Task statement
The listing beneath should be written out in full, exactly as shown.

━━━━━━━━━━━━━━━━

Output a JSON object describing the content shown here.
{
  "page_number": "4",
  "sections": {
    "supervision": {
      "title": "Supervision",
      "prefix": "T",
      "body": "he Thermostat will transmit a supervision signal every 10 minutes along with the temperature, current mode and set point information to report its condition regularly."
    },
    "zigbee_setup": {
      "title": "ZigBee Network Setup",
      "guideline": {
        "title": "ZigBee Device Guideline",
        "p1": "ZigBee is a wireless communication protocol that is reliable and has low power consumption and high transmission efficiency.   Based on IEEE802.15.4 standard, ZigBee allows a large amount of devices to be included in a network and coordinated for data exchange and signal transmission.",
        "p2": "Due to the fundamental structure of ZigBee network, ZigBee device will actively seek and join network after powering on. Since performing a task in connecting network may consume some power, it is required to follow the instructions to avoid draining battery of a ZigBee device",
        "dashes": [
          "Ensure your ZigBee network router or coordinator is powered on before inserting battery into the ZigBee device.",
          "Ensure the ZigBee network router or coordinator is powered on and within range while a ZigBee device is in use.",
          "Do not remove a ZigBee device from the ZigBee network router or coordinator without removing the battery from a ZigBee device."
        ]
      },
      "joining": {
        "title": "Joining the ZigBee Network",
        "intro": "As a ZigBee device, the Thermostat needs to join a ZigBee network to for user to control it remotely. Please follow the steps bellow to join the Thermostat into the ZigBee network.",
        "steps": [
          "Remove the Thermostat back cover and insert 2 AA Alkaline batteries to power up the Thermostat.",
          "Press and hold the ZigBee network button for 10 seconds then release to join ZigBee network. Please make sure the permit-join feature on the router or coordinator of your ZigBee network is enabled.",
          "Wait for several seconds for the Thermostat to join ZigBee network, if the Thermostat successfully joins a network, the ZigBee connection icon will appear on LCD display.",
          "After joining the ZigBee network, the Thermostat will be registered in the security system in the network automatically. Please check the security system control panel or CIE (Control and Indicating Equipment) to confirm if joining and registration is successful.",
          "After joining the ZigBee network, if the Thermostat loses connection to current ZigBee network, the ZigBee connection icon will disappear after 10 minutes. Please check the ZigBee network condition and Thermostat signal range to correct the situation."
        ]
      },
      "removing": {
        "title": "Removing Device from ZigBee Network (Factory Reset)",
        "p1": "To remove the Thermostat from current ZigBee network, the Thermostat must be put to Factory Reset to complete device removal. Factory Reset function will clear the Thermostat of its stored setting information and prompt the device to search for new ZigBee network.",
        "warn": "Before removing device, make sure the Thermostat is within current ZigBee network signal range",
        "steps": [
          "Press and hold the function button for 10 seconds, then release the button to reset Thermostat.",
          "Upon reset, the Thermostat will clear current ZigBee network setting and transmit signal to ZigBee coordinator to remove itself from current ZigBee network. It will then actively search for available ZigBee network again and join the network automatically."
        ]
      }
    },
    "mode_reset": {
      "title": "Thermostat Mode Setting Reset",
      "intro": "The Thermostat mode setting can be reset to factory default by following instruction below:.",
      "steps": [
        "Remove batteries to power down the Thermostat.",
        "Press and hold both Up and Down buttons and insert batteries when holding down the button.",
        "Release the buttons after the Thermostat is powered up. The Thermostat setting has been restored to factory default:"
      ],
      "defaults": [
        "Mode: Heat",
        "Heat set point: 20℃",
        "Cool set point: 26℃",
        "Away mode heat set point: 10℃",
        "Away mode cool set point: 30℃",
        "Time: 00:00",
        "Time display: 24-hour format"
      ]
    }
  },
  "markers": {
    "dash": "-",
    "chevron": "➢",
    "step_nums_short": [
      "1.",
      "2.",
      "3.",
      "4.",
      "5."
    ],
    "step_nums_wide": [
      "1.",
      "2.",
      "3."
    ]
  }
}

━━━━━━━━━━━━━━━━

Exercise solution
Output a JSON object describing the content shown here.
{
  "page_number": "4",
  "sections": {
    "supervision": {
      "title": "Supervision",
      "prefix": "T",
      "body": "he Thermostat will transmit a supervision signal every 10 minutes along with the temperature, current mode and set point information to report its condition regularly."
    },
    "zigbee_setup": {
      "title": "ZigBee Network Setup",
      "guideline": {
        "title": "ZigBee Device Guideline",
        "p1": "ZigBee is a wireless communication protocol that is reliable and has low power consumption and high transmission efficiency.   Based on IEEE802.15.4 standard, ZigBee allows a large amount of devices to be included in a network and coordinated for data exchange and signal transmission.",
        "p2": "Due to the fundamental structure of ZigBee network, ZigBee device will actively seek and join network after powering on. Since performing a task in connecting network may consume some power, it is required to follow the instructions to avoid draining battery of a ZigBee device",
        "dashes": [
          "Ensure your ZigBee network router or coordinator is powered on before inserting battery into the ZigBee device.",
          "Ensure the ZigBee network router or coordinator is powered on and within range while a ZigBee device is in use.",
          "Do not remove a ZigBee device from the ZigBee network router or coordinator without removing the battery from a ZigBee device."
        ]
      },
      "joining": {
        "title": "Joining the ZigBee Network",
        "intro": "As a ZigBee device, the Thermostat needs to join a ZigBee network to for user to control it remotely. Please follow the steps bellow to join the Thermostat into the ZigBee network.",
        "steps": [
          "Remove the Thermostat back cover and insert 2 AA Alkaline batteries to power up the Thermostat.",
          "Press and hold the ZigBee network button for 10 seconds then release to join ZigBee network. Please make sure the permit-join feature on the router or coordinator of your ZigBee network is enabled.",
          "Wait for several seconds for the Thermostat to join ZigBee network, if the Thermostat successfully joins a network, the ZigBee connection icon will appear on LCD display.",
          "After joining the ZigBee network, the Thermostat will be registered in the security system in the network automatically. Please check the security system control panel or CIE (Control and Indicating Equipment) to confirm if joining and registration is successful.",
          "After joining the ZigBee network, if the Thermostat loses connection to current ZigBee network, the ZigBee connection icon will disappear after 10 minutes. Please check the ZigBee network condition and Thermostat signal range to correct the situation."
        ]
      },
      "removing": {
        "title": "Removing Device from ZigBee Network (Factory Reset)",
        "p1": "To remove the Thermostat from current ZigBee network, the Thermostat must be put to Factory Reset to complete device removal. Factory Reset function will clear the Thermostat of its stored setting information and prompt the device to search for new ZigBee network.",
        "warn": "Before removing device, make sure the Thermostat is within current ZigBee network signal range",
        "steps": [
          "Press and hold the function button for 10 seconds, then release the button to reset Thermostat.",
          "Upon reset, the Thermostat will clear current ZigBee network setting and transmit signal to ZigBee coordinator to remove itself from current ZigBee network. It will then actively search for available ZigBee network again and join the network automatically."
        ]
      }
    },
    "mode_reset": {
      "title": "Thermostat Mode Setting Reset",
      "intro": "The Thermostat mode setting can be reset to factory default by following instruction below:.",
      "steps": [
        "Remove batteries to power down the Thermostat.",
        "Press and hold both Up and Down buttons and insert batteries when holding down the button.",
        "Release the buttons after the Thermostat is powered up. The Thermostat setting has been restored to factory default:"
      ],
      "defaults": [
        "Mode: Heat",
        "Heat set point: 20℃",
        "Cool set point: 26℃",
        "Away mode heat set point: 10℃",
        "Away mode cool set point: 30℃",
        "Time: 00:00",
        "Time display: 24-hour format"
      ]
    }
  },
  "markers": {
    "dash": "-",
    "chevron": "➢",
    "step_nums_short": [
      "1.",
      "2.",
      "3.",
      "4.",
      "5."
    ],
    "step_nums_wide": [
      "1.",
      "2.",
      "3."
    ]
  }
}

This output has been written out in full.